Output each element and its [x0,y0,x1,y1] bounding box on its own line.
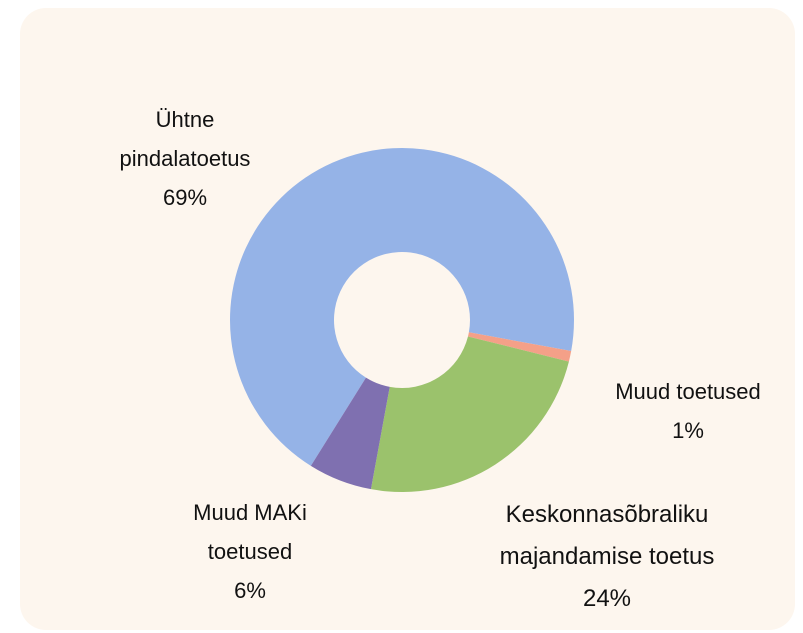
category-label: Muud toetused [615,379,761,404]
value-label: 69% [162,185,208,210]
value-label: 24% [582,585,632,612]
data-label: Muud toetused 1% [578,372,798,450]
data-label: Ühtne pindalatoetus 69% [100,100,270,217]
category-label: Muud MAKi toetused [193,500,307,564]
donut-slice [370,336,569,492]
value-label: 6% [234,578,266,603]
data-label: Keskonnasõbraliku majandamise toetus 24% [452,494,762,620]
category-label: Keskonnasõbraliku majandamise toetus [499,501,715,570]
category-label: Ühtne pindalatoetus [119,107,251,171]
value-label: 1% [672,418,704,443]
donut-slice [467,332,572,362]
data-label: Muud MAKi toetused 6% [170,493,330,610]
donut-slice [310,377,390,490]
chart-background [20,8,795,630]
donut-slice [230,148,574,466]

## Given problem
Collect each line of the data above that contains the string "majandamise". Case matters.

## Final result
data-label: Keskonnasõbraliku majandamise toetus 24% [452,494,762,620]
category-label: Keskonnasõbraliku majandamise toetus [499,501,715,570]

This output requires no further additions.